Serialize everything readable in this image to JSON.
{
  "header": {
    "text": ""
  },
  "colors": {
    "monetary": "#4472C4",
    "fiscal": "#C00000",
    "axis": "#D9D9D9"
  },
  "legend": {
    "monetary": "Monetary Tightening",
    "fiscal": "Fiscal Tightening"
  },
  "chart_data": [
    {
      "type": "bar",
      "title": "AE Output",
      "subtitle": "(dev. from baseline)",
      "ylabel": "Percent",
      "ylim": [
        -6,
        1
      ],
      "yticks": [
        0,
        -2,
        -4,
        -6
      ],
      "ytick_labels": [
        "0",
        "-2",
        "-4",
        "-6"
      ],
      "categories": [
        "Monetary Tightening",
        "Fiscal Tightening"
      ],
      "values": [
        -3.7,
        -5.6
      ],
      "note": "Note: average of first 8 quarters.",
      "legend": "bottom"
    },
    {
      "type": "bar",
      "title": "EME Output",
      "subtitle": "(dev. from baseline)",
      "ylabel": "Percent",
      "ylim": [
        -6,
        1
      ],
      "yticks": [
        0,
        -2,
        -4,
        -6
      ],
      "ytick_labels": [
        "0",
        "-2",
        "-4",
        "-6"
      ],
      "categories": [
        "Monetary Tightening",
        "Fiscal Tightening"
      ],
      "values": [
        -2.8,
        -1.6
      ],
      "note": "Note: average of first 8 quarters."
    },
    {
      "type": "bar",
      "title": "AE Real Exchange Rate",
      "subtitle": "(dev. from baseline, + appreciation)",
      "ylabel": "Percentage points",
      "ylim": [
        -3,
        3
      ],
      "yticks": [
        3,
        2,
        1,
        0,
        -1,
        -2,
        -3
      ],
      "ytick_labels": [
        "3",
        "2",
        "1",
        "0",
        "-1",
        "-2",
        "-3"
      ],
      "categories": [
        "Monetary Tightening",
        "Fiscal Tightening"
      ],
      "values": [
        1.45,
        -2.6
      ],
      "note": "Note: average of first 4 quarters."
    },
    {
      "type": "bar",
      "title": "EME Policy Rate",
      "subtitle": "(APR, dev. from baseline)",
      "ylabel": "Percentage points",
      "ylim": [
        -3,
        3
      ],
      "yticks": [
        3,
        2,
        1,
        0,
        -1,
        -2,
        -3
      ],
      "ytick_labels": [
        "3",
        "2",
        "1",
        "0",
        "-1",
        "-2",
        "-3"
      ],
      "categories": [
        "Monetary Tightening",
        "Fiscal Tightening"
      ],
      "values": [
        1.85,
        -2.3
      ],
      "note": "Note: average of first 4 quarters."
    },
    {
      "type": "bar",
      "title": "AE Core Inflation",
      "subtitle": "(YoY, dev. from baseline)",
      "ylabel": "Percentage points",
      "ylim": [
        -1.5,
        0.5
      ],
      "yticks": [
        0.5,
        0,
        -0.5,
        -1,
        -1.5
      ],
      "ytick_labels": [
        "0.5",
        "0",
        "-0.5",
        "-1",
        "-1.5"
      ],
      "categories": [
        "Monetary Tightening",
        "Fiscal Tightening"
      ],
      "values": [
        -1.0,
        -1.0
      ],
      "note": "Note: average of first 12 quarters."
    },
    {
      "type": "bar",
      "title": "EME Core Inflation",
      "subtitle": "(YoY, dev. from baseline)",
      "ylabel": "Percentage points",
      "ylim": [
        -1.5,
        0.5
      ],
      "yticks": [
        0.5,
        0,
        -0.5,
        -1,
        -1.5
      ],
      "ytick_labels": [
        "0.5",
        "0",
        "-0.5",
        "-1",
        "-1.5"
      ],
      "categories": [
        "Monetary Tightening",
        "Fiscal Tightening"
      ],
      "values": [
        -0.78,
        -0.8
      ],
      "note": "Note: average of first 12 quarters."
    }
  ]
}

● **What needs to be done**
Copy out every line of the data above, exactly as given.

● **Written solution**
Serialize everything readable in this image to JSON.
{
  "header": {
    "text": ""
  },
  "colors": {
    "monetary": "#4472C4",
    "fiscal": "#C00000",
    "axis": "#D9D9D9"
  },
  "legend": {
    "monetary": "Monetary Tightening",
    "fiscal": "Fiscal Tightening"
  },
  "chart_data": [
    {
      "type": "bar",
      "title": "AE Output",
      "subtitle": "(dev. from baseline)",
      "ylabel": "Percent",
      "ylim": [
        -6,
        1
      ],
      "yticks": [
        0,
        -2,
        -4,
        -6
      ],
      "ytick_labels": [
        "0",
        "-2",
        "-4",
        "-6"
      ],
      "categories": [
        "Monetary Tightening",
        "Fiscal Tightening"
      ],
      "values": [
        -3.7,
        -5.6
      ],
      "note": "Note: average of first 8 quarters.",
      "legend": "bottom"
    },
    {
      "type": "bar",
      "title": "EME Output",
      "subtitle": "(dev. from baseline)",
      "ylabel": "Percent",
      "ylim": [
        -6,
        1
      ],
      "yticks": [
        0,
        -2,
        -4,
        -6
      ],
      "ytick_labels": [
        "0",
        "-2",
        "-4",
        "-6"
      ],
      "categories": [
        "Monetary Tightening",
        "Fiscal Tightening"
      ],
      "values": [
        -2.8,
        -1.6
      ],
      "note": "Note: average of first 8 quarters."
    },
    {
      "type": "bar",
      "title": "AE Real Exchange Rate",
      "subtitle": "(dev. from baseline, + appreciation)",
      "ylabel": "Percentage points",
      "ylim": [
        -3,
        3
      ],
      "yticks": [
        3,
        2,
        1,
        0,
        -1,
        -2,
        -3
      ],
      "ytick_labels": [
        "3",
        "2",
        "1",
        "0",
        "-1",
        "-2",
        "-3"
      ],
      "categories": [
        "Monetary Tightening",
        "Fiscal Tightening"
      ],
      "values": [
        1.45,
        -2.6
      ],
      "note": "Note: average of first 4 quarters."
    },
    {
      "type": "bar",
      "title": "EME Policy Rate",
      "subtitle": "(APR, dev. from baseline)",
      "ylabel": "Percentage points",
      "ylim": [
        -3,
        3
      ],
      "yticks": [
        3,
        2,
        1,
        0,
        -1,
        -2,
        -3
      ],
      "ytick_labels": [
        "3",
        "2",
        "1",
        "0",
        "-1",
        "-2",
        "-3"
      ],
      "categories": [
        "Monetary Tightening",
        "Fiscal Tightening"
      ],
      "values": [
        1.85,
        -2.3
      ],
      "note": "Note: average of first 4 quarters."
    },
    {
      "type": "bar",
      "title": "AE Core Inflation",
      "subtitle": "(YoY, dev. from baseline)",
      "ylabel": "Percentage points",
      "ylim": [
        -1.5,
        0.5
      ],
      "yticks": [
        0.5,
        0,
        -0.5,
        -1,
        -1.5
      ],
      "ytick_labels": [
        "0.5",
        "0",
        "-0.5",
        "-1",
        "-1.5"
      ],
      "categories": [
        "Monetary Tightening",
        "Fiscal Tightening"
      ],
      "values": [
        -1.0,
        -1.0
      ],
      "note": "Note: average of first 12 quarters."
    },
    {
      "type": "bar",
      "title": "EME Core Inflation",
      "subtitle": "(YoY, dev. from baseline)",
      "ylabel": "Percentage points",
      "ylim": [
        -1.5,
        0.5
      ],
      "yticks": [
        0.5,
        0,
        -0.5,
        -1,
        -1.5
      ],
      "ytick_labels": [
        "0.5",
        "0",
        "-0.5",
        "-1",
        "-1.5"
      ],
      "categories": [
        "Monetary Tightening",
        "Fiscal Tightening"
      ],
      "values": [
        -0.78,
        -0.8
      ],
      "note": "Note: average of first 12 quarters."
    }
  ]
}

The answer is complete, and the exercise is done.